*Task instructions:*
Every line of the listing must be reproduced as it stands. Leave the images behind.

# Start of Exercise materials

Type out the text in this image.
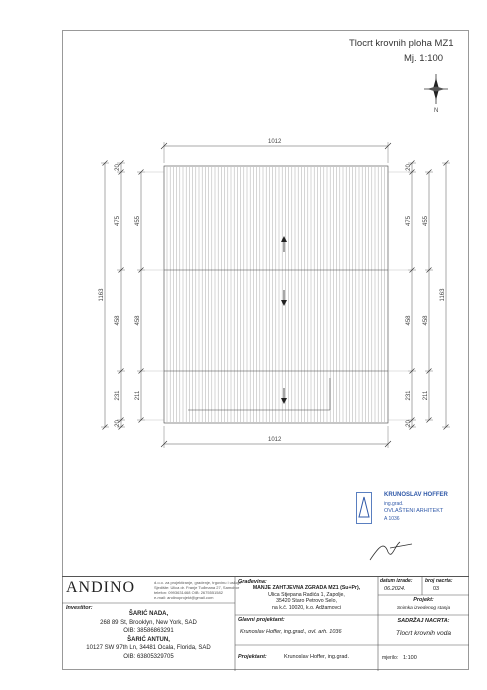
Tlocrt krovnih ploha MZ1
Mj. 1:100
N
1012
1012
20
475
458
231
20
455
458
211
20
475
458
231
20
455
458
211
1163	1163
KRUNOSLAV HOFFER
ing.grad.
OVLAŠTENI ARHITEKT
A 1036
ANDINO	d.o.o. za projektiranje, gradenje, trgovinu i usluge
Sjedište: Ulica dr. Franje Tuđmana 27, Samobor
telefon: 0993631468 OIB: 2675551582
e-mail: andinoprojekt@gmail.com
Investitor:
ŠARIĆ NADA,
268 89 St, Brooklyn, New York, SAD
OIB: 38586863291
ŠARIĆ ANTUN,
10127 SW 97th Ln, 34481 Ocala, Florida, SAD
OIB: 63805329705
Građevina:
MANJE ZAHTJEVNA ZGRADA MZ1 (Su+Pr),
Ulica Stjepana Radića 1, Zapolje,
35420 Staro Petrovo Selo,
na k.č. 10020, k.o. Adžamovci
Glavni projektant:
Krunoslav Hoffer, ing.grad., ovl. arh. 1036
Projektant:	Krunoslav Hoffer, ing.grad.
datum izrade:
06.2024.
broj nacrta:
03
Projekt:
Snimka izvedenog stanja
SADRŽAJ NACRTA:
Tlocrt krovnih voda
mjerilo: 1:100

# End of Exercise materials

*Result below:*
Type out the text in this image.
Tlocrt krovnih ploha MZ1
Mj. 1:100
N
1012
1012
20
475
458
231
20
455
458
211
20
475
458
231
20
455
458
211
1163	1163
KRUNOSLAV HOFFER
ing.grad.
OVLAŠTENI ARHITEKT
A 1036
ANDINO	d.o.o. za projektiranje, gradenje, trgovinu i usluge
Sjedište: Ulica dr. Franje Tuđmana 27, Samobor
telefon: 0993631468 OIB: 2675551582
e-mail: andinoprojekt@gmail.com
Investitor:
ŠARIĆ NADA,
268 89 St, Brooklyn, New York, SAD
OIB: 38586863291
ŠARIĆ ANTUN,
10127 SW 97th Ln, 34481 Ocala, Florida, SAD
OIB: 63805329705
Građevina:
MANJE ZAHTJEVNA ZGRADA MZ1 (Su+Pr),
Ulica Stjepana Radića 1, Zapolje,
35420 Staro Petrovo Selo,
na k.č. 10020, k.o. Adžamovci
Glavni projektant:
Krunoslav Hoffer, ing.grad., ovl. arh. 1036
Projektant:	Krunoslav Hoffer, ing.grad.
datum izrade:
06.2024.
broj nacrta:
03
Projekt:
Snimka izvedenog stanja
SADRŽAJ NACRTA:
Tlocrt krovnih voda
mjerilo: 1:100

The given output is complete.